::: Data records :::

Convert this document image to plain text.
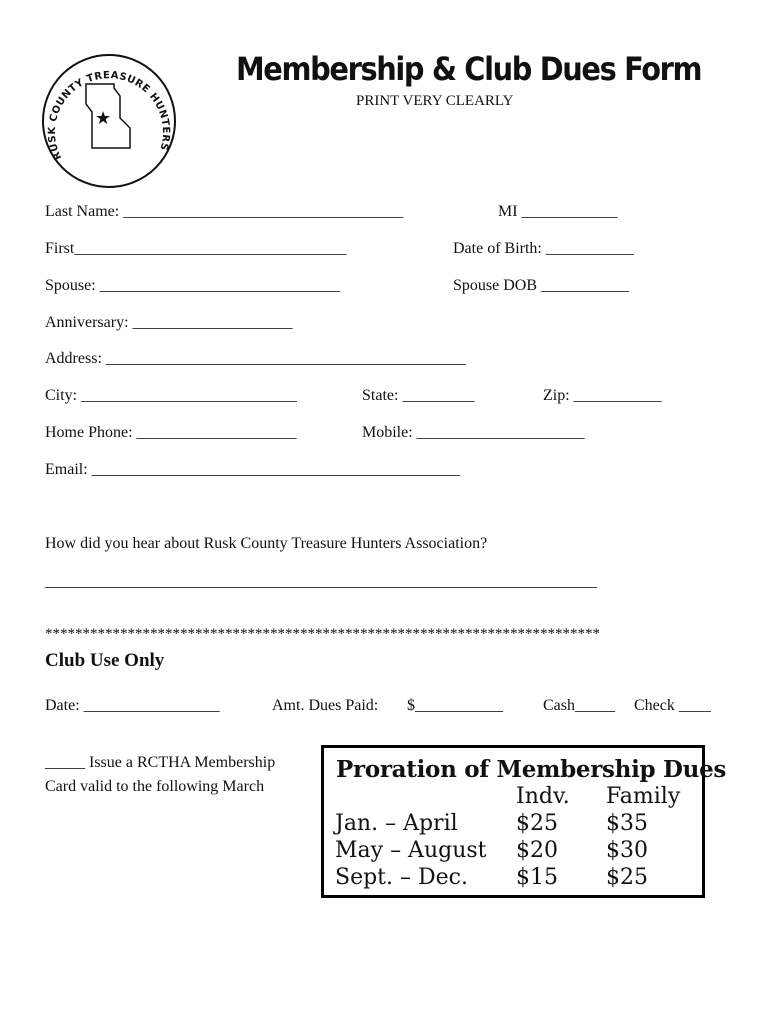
RUSK COUNTY TREASURE HUNTERS
★
Membership & Club Dues Form
PRINT VERY CLEARLY
Last Name: ___________________________________	MI ____________
First__________________________________	Date of Birth: ___________
Spouse: ______________________________	Spouse DOB ___________
Anniversary: ____________________
Address: _____________________________________________
City: ___________________________	State: _________	Zip: ___________
Home Phone: ____________________	Mobile: _____________________
Email: ______________________________________________
How did you hear about Rusk County Treasure Hunters Association?
_____________________________________________________________________
**************************************************************************
Club Use Only
Date: _________________	Amt. Dues Paid: $___________	Cash_____ Check ____
_____ Issue a RCTHA Membership
Card valid to the following March
Proration of Membership Dues
Indv. Family
Jan. – April	$25 $35
May – August $20 $30
Sept. – Dec. $15 $25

:::

What needs to be done
Pull every line containing "Dues" out of the data above.

Response to the task
Membership & Club Dues Form
Date: _________________	Amt. Dues Paid: $___________	Cash_____ Check ____
Proration of Membership Dues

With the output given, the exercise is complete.